BEGIN Entries supplied
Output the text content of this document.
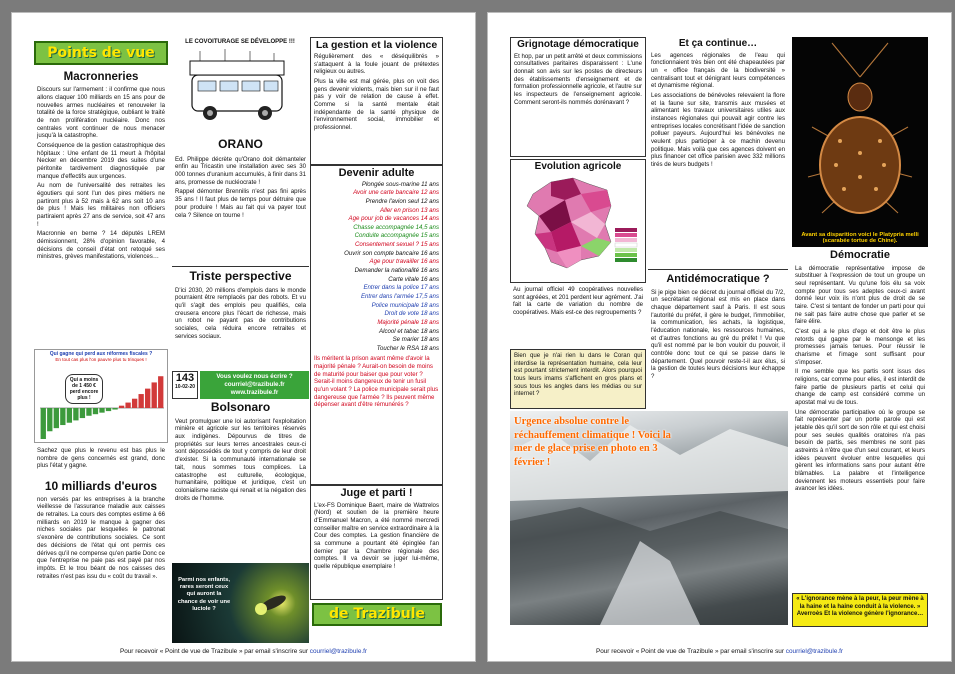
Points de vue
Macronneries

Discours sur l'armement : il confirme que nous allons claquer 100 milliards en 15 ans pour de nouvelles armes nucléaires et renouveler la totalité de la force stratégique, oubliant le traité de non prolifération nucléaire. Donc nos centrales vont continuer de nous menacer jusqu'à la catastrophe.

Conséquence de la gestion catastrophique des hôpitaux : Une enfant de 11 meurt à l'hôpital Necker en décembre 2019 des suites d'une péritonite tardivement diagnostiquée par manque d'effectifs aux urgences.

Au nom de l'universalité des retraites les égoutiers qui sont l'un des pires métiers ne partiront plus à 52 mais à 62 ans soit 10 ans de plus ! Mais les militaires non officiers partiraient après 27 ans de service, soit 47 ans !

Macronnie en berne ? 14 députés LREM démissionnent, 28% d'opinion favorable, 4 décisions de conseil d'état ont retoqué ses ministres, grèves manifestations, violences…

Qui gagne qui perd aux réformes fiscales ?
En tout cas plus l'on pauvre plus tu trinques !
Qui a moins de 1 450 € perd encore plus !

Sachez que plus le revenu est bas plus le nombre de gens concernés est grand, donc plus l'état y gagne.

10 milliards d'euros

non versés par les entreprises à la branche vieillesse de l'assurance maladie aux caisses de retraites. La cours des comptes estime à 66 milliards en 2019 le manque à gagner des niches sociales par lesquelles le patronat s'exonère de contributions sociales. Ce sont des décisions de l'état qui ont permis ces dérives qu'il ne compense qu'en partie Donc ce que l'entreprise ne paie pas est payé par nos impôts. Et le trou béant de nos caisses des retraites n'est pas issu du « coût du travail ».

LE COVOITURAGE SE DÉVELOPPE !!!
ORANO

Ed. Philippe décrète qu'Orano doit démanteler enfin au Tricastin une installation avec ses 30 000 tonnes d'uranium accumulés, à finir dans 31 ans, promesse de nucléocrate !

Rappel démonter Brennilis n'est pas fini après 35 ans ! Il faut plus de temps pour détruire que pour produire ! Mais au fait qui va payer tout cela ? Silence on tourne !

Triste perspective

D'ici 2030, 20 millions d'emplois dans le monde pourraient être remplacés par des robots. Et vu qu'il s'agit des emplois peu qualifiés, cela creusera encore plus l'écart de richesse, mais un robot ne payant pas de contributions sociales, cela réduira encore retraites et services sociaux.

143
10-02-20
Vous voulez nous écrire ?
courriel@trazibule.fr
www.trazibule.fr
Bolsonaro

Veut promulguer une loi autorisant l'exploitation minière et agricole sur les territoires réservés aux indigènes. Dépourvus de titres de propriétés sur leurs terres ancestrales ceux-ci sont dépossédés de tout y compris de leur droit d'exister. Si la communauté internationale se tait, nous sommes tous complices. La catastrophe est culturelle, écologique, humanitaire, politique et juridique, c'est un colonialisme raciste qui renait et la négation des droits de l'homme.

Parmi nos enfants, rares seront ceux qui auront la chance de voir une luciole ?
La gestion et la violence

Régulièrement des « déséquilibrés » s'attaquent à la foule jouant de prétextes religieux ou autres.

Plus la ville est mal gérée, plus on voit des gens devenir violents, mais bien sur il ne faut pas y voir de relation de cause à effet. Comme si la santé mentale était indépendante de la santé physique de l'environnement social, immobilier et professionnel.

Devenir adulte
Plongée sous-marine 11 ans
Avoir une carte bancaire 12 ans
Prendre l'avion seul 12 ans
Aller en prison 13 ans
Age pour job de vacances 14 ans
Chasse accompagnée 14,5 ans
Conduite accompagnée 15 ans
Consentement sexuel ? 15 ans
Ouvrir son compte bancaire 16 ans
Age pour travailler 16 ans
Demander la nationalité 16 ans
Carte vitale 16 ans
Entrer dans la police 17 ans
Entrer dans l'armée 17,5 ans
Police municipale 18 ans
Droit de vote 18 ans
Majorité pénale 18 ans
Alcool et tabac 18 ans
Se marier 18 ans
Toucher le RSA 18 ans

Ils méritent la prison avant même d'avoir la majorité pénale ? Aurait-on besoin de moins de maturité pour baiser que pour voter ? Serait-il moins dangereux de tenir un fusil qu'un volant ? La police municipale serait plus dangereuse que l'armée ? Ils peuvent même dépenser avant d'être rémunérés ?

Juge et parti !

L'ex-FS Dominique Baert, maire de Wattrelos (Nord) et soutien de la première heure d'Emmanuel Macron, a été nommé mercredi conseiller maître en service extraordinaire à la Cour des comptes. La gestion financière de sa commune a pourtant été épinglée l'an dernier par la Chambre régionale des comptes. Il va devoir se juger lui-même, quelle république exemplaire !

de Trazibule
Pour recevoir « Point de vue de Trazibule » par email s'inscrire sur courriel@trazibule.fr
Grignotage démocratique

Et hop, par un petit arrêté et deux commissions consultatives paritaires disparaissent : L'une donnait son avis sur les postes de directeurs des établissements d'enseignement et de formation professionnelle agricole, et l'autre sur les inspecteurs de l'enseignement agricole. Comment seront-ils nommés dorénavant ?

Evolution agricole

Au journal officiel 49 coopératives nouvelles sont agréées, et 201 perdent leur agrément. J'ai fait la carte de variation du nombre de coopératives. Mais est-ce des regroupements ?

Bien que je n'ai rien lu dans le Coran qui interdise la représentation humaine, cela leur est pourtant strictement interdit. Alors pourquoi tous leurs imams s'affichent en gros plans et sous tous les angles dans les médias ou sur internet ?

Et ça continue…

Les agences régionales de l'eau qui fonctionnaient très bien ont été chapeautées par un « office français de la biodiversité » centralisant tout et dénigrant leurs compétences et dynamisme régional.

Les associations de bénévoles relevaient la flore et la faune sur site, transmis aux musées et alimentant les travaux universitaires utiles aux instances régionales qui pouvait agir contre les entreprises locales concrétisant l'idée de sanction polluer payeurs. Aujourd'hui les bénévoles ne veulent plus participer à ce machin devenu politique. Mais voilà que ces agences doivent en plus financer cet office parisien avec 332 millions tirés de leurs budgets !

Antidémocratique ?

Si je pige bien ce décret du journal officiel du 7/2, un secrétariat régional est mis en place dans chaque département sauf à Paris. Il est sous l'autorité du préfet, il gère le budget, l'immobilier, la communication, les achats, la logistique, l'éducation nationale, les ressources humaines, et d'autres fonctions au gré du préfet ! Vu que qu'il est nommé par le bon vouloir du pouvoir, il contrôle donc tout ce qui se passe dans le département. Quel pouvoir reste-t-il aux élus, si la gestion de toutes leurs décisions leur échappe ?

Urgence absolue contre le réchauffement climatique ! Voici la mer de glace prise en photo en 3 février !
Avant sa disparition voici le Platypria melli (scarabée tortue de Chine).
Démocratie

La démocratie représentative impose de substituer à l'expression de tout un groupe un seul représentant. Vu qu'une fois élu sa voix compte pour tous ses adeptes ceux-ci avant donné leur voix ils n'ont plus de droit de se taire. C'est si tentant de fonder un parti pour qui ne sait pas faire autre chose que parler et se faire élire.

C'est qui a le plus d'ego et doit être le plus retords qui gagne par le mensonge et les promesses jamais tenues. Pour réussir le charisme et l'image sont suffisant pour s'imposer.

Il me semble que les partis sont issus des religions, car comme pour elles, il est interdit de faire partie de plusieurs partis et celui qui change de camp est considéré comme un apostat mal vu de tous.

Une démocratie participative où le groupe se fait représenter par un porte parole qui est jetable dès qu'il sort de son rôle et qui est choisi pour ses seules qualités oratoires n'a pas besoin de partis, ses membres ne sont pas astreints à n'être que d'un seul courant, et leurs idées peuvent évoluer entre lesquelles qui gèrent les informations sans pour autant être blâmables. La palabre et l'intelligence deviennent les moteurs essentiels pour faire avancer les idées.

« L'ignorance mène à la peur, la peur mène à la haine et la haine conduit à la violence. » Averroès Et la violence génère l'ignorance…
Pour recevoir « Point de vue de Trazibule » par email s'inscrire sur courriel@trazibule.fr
END Entries supplied
◆ **Problem details**:
Report how many lines in the data include the word "manque", and give nothing but the count.

◆ **Answer to this task**:
2